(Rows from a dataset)
## begin
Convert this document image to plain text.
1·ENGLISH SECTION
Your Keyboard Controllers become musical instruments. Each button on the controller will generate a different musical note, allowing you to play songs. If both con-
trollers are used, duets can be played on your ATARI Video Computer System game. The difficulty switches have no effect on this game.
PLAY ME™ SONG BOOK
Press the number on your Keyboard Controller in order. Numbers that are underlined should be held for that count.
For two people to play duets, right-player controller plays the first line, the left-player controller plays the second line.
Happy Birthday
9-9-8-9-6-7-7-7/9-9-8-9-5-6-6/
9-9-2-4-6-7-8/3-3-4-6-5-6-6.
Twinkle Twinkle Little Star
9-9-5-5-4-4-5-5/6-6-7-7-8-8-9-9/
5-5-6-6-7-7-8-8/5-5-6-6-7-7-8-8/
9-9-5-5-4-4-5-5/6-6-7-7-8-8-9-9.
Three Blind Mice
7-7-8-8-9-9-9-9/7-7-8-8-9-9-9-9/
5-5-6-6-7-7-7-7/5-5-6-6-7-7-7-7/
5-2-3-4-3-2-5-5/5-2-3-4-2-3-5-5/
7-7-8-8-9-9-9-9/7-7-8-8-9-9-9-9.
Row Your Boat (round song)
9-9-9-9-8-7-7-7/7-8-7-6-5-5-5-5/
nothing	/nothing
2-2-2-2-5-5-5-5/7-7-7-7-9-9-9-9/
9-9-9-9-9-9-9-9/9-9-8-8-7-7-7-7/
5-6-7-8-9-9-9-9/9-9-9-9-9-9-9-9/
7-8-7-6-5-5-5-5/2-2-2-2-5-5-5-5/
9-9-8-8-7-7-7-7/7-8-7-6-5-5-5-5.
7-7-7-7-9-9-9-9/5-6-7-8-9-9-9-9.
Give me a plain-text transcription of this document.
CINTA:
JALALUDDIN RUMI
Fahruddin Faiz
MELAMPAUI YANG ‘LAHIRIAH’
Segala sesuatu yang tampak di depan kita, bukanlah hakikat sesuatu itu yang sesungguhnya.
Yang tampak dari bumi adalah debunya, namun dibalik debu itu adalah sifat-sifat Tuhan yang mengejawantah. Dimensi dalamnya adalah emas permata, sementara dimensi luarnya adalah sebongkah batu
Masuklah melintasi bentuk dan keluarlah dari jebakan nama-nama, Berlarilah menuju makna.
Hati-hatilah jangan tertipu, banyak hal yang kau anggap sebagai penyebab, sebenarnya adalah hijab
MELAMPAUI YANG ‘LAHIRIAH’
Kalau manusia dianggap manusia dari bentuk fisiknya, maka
## end
● **OBJECTIVE**: Report how many lines in the entries hold the string "adalah". Nothing but the number is wanted.

● **RESPONSE FOR THIS EXERCISE**: 2